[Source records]
--
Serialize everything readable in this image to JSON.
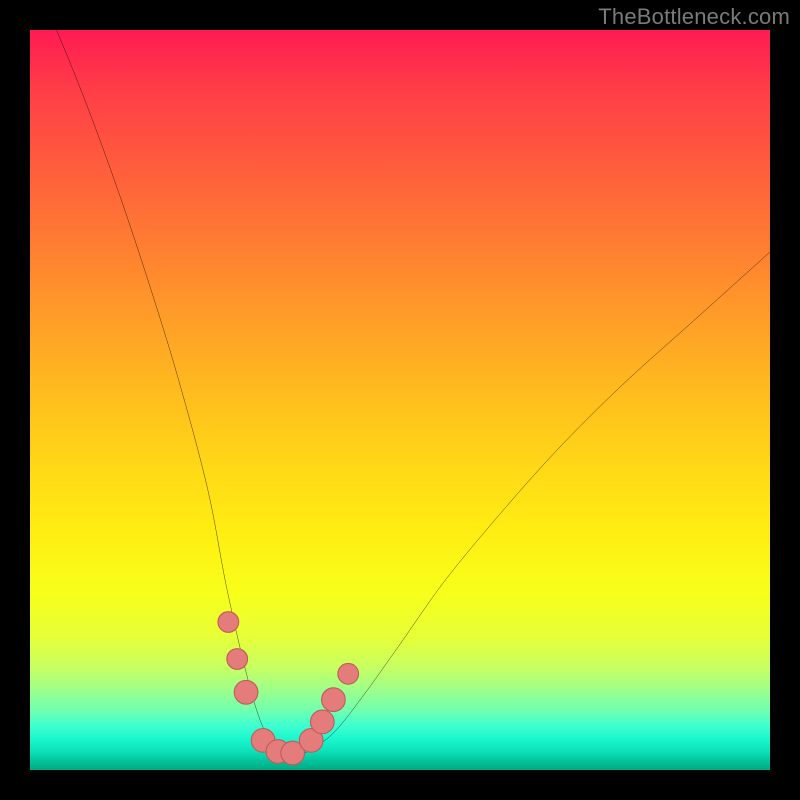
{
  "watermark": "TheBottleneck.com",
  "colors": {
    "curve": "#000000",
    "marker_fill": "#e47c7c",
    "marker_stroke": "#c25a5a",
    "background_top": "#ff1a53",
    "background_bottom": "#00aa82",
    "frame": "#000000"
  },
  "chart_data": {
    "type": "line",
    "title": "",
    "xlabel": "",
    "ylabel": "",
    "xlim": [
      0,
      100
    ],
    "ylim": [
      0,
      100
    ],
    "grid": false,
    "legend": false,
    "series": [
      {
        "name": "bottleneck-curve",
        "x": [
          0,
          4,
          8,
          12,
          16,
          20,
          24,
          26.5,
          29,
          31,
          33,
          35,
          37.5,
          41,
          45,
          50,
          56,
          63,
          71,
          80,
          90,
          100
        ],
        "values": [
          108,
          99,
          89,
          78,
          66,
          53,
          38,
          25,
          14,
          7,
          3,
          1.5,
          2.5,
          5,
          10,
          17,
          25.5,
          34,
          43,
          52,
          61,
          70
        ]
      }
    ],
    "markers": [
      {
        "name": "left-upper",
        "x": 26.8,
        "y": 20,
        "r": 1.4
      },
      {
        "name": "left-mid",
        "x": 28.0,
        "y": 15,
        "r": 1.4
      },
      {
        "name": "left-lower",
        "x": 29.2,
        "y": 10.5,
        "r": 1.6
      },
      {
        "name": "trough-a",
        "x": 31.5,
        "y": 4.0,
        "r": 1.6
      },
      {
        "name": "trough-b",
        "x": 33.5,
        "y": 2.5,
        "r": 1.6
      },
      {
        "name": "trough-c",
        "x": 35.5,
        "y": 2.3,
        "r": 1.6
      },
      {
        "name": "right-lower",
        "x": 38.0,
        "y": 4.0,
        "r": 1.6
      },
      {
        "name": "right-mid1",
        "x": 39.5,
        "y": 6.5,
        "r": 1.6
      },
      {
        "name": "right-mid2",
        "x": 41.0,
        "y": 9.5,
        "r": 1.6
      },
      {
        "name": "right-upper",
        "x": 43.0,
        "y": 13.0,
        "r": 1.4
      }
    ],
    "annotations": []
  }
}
--
### AIM
Pull every line containing the word "right" out of the entries above.

### THE SOLUTION
        "name": "right-lower",
        "name": "right-mid1",
        "name": "right-mid2",
        "name": "right-upper",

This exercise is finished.